= WHAT TO PRODUCE =
Comb through the entries for "NAVIGATION" and pull out each line that holds it.

# START OF DATA ENTRIES

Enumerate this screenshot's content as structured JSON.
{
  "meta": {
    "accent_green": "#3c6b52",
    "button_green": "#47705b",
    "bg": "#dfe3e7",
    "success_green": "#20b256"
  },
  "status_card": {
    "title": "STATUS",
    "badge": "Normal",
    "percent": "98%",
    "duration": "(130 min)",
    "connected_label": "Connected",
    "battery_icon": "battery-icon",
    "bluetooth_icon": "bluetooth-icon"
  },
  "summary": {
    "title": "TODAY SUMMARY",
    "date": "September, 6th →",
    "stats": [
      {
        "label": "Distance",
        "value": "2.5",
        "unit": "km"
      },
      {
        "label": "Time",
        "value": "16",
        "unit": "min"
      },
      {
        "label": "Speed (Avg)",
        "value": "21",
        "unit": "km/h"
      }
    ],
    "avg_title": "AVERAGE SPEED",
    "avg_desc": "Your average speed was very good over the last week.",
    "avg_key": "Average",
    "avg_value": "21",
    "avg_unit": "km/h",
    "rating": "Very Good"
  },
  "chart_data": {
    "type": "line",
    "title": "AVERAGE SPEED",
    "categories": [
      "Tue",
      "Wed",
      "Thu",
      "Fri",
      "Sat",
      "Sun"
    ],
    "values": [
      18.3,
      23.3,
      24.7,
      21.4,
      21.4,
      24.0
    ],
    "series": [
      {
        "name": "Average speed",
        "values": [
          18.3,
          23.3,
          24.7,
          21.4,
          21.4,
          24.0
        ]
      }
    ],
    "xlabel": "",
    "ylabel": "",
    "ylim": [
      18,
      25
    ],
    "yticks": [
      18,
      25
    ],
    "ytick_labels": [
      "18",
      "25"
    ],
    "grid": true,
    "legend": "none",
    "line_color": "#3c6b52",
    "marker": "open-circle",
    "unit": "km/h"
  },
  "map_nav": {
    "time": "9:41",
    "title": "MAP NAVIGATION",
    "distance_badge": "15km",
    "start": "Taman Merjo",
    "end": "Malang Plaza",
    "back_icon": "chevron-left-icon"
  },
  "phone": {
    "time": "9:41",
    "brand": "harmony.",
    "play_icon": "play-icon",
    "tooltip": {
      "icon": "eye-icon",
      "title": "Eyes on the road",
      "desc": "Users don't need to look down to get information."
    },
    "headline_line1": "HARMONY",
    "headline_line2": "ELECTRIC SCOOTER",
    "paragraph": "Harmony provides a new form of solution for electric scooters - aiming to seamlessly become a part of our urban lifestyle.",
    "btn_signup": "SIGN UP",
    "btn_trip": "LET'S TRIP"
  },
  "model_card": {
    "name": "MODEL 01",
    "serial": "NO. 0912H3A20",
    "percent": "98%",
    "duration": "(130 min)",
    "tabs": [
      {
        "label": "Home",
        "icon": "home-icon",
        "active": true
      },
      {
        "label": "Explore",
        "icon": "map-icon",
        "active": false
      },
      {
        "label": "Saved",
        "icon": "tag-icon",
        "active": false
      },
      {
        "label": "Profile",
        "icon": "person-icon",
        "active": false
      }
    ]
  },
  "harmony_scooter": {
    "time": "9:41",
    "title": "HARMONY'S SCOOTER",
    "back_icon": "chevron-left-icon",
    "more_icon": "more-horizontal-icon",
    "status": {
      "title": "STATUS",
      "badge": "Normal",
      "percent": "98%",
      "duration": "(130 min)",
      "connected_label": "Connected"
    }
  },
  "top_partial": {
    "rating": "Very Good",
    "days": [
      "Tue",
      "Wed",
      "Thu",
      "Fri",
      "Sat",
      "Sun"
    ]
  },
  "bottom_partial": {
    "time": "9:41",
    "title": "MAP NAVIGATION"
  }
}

# END OF DATA ENTRIES

= REPLY TO THE EXERCISE =
    "title": "MAP NAVIGATION",
    "title": "MAP NAVIGATION"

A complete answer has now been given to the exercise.